## AIM OF THE TASK
What number of lines contain the word "done"? Reply with the number and nothing else.

## PROVIDED RECORDS
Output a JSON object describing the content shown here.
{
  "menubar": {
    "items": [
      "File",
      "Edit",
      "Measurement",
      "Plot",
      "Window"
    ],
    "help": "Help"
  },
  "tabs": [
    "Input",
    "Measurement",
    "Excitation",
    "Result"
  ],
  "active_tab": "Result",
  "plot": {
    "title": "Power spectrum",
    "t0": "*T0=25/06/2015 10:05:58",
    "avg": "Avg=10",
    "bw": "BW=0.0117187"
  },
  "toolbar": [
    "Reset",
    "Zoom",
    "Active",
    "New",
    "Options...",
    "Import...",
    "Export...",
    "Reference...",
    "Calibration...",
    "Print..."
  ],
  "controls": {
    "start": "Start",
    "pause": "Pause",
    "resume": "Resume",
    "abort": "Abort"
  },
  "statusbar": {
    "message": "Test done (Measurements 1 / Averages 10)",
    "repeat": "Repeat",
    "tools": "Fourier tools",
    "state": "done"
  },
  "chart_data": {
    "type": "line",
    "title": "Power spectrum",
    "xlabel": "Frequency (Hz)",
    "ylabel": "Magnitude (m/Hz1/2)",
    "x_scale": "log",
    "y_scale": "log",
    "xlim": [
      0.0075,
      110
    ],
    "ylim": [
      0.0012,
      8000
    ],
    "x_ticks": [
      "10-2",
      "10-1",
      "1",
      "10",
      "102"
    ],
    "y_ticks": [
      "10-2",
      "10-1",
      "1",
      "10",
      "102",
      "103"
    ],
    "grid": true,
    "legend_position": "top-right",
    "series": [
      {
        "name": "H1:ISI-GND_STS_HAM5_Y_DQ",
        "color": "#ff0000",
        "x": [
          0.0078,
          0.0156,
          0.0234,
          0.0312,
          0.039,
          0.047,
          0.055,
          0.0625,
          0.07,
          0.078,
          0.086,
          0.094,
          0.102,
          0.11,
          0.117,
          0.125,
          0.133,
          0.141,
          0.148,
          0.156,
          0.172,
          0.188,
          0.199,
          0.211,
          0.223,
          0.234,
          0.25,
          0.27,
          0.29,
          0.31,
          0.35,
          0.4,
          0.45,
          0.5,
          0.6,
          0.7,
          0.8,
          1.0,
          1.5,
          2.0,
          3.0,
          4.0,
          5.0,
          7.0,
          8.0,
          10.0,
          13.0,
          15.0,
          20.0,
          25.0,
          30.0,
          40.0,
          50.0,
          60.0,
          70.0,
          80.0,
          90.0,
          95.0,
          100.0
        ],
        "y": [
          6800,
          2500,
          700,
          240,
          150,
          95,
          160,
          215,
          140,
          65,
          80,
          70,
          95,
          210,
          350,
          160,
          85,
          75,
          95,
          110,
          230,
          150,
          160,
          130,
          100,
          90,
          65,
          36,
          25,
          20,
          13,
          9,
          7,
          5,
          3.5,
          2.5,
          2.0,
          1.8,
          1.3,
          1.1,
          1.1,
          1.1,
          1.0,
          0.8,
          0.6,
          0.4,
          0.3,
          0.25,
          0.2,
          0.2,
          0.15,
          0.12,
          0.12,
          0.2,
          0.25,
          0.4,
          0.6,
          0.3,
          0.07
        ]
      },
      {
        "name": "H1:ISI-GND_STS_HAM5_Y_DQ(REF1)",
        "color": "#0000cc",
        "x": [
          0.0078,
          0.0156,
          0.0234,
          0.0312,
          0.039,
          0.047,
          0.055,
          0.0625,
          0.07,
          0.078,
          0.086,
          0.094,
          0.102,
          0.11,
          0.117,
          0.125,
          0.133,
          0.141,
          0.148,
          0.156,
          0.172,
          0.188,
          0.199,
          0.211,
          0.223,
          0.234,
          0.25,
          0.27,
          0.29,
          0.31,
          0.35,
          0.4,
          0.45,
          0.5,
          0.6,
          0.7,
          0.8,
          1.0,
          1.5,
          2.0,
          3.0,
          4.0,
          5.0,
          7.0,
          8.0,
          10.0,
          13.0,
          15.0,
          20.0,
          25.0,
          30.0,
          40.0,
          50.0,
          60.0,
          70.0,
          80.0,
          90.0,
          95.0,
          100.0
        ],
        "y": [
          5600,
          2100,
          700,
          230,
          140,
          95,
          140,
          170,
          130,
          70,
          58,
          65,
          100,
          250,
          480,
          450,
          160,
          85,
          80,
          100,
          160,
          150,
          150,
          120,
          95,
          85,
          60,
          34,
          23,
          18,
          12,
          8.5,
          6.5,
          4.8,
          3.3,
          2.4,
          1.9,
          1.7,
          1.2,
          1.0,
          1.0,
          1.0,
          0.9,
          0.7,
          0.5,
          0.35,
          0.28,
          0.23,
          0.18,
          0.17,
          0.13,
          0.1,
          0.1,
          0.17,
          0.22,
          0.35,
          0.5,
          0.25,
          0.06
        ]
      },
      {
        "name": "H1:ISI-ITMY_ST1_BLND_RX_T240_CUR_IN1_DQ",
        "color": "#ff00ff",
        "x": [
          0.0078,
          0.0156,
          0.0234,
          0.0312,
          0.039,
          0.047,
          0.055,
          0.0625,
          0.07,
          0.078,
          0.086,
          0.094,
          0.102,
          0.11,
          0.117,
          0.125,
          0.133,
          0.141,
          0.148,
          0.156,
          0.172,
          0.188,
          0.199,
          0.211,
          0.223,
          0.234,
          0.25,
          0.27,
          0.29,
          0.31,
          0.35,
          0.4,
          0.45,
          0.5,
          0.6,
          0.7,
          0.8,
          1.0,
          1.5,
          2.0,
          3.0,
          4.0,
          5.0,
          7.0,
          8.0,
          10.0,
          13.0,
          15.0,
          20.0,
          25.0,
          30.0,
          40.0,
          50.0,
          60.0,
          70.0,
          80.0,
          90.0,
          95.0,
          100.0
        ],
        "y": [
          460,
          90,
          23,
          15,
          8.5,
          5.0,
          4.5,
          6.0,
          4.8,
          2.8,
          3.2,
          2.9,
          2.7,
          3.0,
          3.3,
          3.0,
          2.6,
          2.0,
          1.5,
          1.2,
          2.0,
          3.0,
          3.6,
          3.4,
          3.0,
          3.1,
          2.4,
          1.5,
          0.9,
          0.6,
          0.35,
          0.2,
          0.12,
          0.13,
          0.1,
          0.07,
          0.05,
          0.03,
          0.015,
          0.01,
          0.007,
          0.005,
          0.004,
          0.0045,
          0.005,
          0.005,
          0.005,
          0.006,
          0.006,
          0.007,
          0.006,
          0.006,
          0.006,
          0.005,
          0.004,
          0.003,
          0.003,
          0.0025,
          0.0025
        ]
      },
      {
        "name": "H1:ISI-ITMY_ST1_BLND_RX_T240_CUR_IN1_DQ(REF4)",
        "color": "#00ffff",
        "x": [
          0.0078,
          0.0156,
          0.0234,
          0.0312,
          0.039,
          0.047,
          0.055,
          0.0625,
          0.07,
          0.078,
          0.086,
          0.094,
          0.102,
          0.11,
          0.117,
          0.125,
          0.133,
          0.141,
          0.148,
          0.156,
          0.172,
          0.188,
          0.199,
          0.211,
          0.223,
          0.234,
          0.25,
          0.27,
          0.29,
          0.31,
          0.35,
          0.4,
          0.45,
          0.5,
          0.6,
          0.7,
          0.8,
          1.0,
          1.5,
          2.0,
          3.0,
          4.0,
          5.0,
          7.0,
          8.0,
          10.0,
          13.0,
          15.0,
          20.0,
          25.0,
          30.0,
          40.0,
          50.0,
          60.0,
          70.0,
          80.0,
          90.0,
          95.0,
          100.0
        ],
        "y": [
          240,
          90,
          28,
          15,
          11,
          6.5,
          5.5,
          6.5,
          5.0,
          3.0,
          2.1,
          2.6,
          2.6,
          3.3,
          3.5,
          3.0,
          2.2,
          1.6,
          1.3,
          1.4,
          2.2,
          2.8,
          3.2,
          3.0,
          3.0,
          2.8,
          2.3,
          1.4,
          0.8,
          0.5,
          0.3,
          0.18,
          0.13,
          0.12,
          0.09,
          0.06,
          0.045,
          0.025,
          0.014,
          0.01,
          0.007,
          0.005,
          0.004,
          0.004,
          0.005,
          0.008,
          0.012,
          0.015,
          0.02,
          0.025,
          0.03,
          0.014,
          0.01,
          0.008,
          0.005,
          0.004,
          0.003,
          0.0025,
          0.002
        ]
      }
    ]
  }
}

## EXERCISE RESPONSE
2